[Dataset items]

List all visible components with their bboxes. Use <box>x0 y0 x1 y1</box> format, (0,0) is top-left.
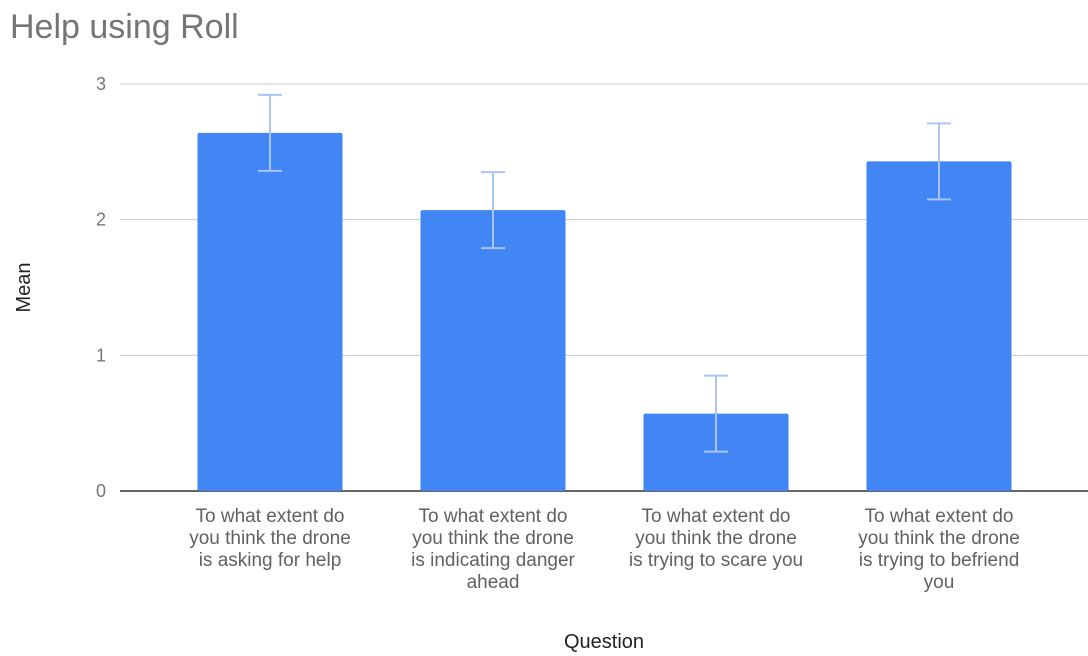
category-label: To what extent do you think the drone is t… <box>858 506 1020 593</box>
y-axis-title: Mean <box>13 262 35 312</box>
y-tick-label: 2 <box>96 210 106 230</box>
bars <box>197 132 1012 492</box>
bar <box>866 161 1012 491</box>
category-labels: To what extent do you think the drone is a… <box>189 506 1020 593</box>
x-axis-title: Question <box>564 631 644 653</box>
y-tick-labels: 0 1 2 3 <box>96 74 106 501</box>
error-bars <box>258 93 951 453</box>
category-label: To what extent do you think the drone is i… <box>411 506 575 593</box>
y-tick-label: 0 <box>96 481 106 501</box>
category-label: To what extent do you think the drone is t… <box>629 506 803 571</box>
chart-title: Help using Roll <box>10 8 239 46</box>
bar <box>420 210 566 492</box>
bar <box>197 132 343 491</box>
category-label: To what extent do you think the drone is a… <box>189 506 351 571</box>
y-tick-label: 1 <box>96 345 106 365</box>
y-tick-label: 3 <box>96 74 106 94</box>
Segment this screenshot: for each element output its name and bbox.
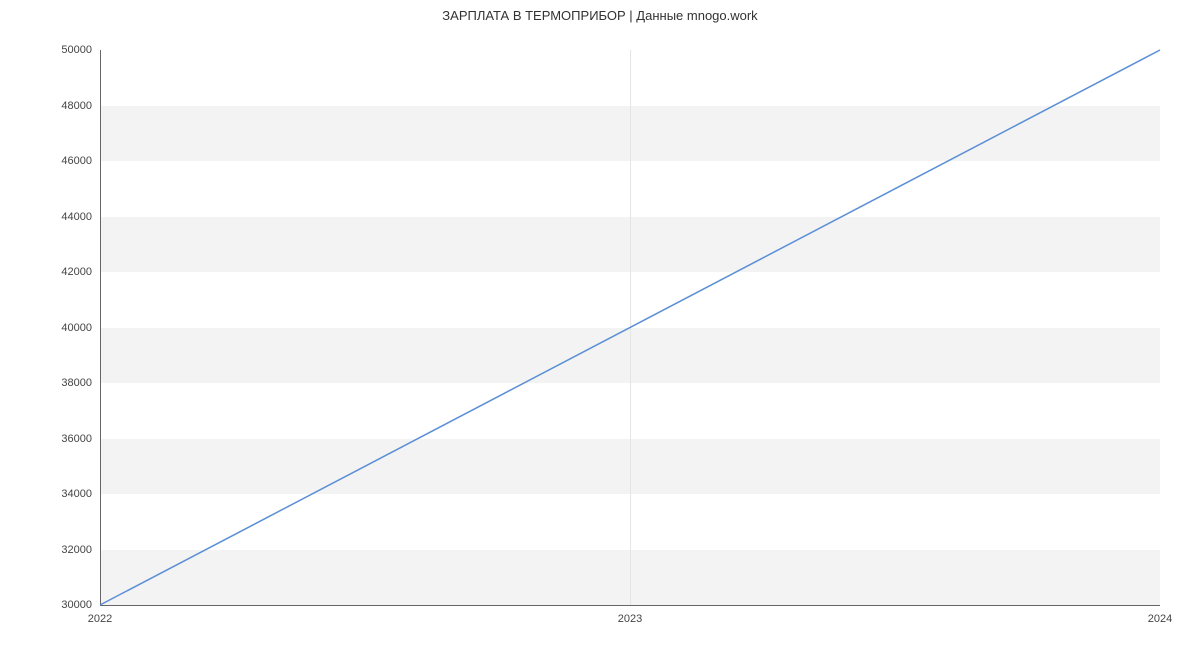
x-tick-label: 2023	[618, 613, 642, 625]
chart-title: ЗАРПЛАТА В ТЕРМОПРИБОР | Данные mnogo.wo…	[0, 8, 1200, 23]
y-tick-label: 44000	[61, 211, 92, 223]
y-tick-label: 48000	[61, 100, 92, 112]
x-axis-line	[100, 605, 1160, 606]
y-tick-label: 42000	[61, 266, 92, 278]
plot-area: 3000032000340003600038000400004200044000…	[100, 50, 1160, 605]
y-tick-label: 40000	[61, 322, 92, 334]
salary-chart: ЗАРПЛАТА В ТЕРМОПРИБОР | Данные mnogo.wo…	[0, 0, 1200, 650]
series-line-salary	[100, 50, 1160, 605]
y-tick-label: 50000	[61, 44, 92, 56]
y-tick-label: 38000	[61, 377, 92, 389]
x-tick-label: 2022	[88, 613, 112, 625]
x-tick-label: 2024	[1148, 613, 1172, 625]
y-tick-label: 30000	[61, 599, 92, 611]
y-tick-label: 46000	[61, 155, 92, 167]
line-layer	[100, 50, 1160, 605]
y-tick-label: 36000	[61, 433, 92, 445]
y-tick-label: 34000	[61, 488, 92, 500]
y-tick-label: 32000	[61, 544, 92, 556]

— Problem to solve —
Render the lines of the entries starting at the one containing "<box>858 506 1020 593</box>" and ending at the one containing "y-tick-label: 3 <box>96 74 106 94</box>" as a Markdown table with the columns Idx and Text, giving each line a row number and skipping blank lines.

— Response to this task —
| Idx | Text |
|---|---|
| 1 | category-label: To what extent do you think the drone is t… <box>858 506 1020 593</box> |
| 2 | y-axis-title: Mean <box>13 262 35 312</box> |
| 3 | y-tick-label: 2 <box>96 210 106 230</box> |
| 4 | bars <box>197 132 1012 492</box> |
| 5 | bar <box>866 161 1012 491</box> |
| 6 | category-labels: To what extent do you think the drone is a… <box>189 506 1020 593</box> |
| 7 | x-axis-title: Question <box>564 631 644 653</box> |
| 8 | y-tick-labels: 0 1 2 3 <box>96 74 106 501</box> |
| 9 | error-bars <box>258 93 951 453</box> |
| 10 | category-label: To what extent do you think the drone is i… <box>411 506 575 593</box> |
| 11 | y-tick-label: 0 <box>96 481 106 501</box> |
| 12 | category-label: To what extent do you think the drone is t… <box>629 506 803 571</box> |
| 13 | chart-title: Help using Roll <box>10 8 239 46</box> |
| 14 | bar <box>420 210 566 492</box> |
| 15 | bar <box>197 132 343 491</box> |
| 16 | category-label: To what extent do you think the drone is a… <box>189 506 351 571</box> |
| 17 | y-tick-label: 1 <box>96 345 106 365</box> |
| 18 | y-tick-label: 3 <box>96 74 106 94</box> |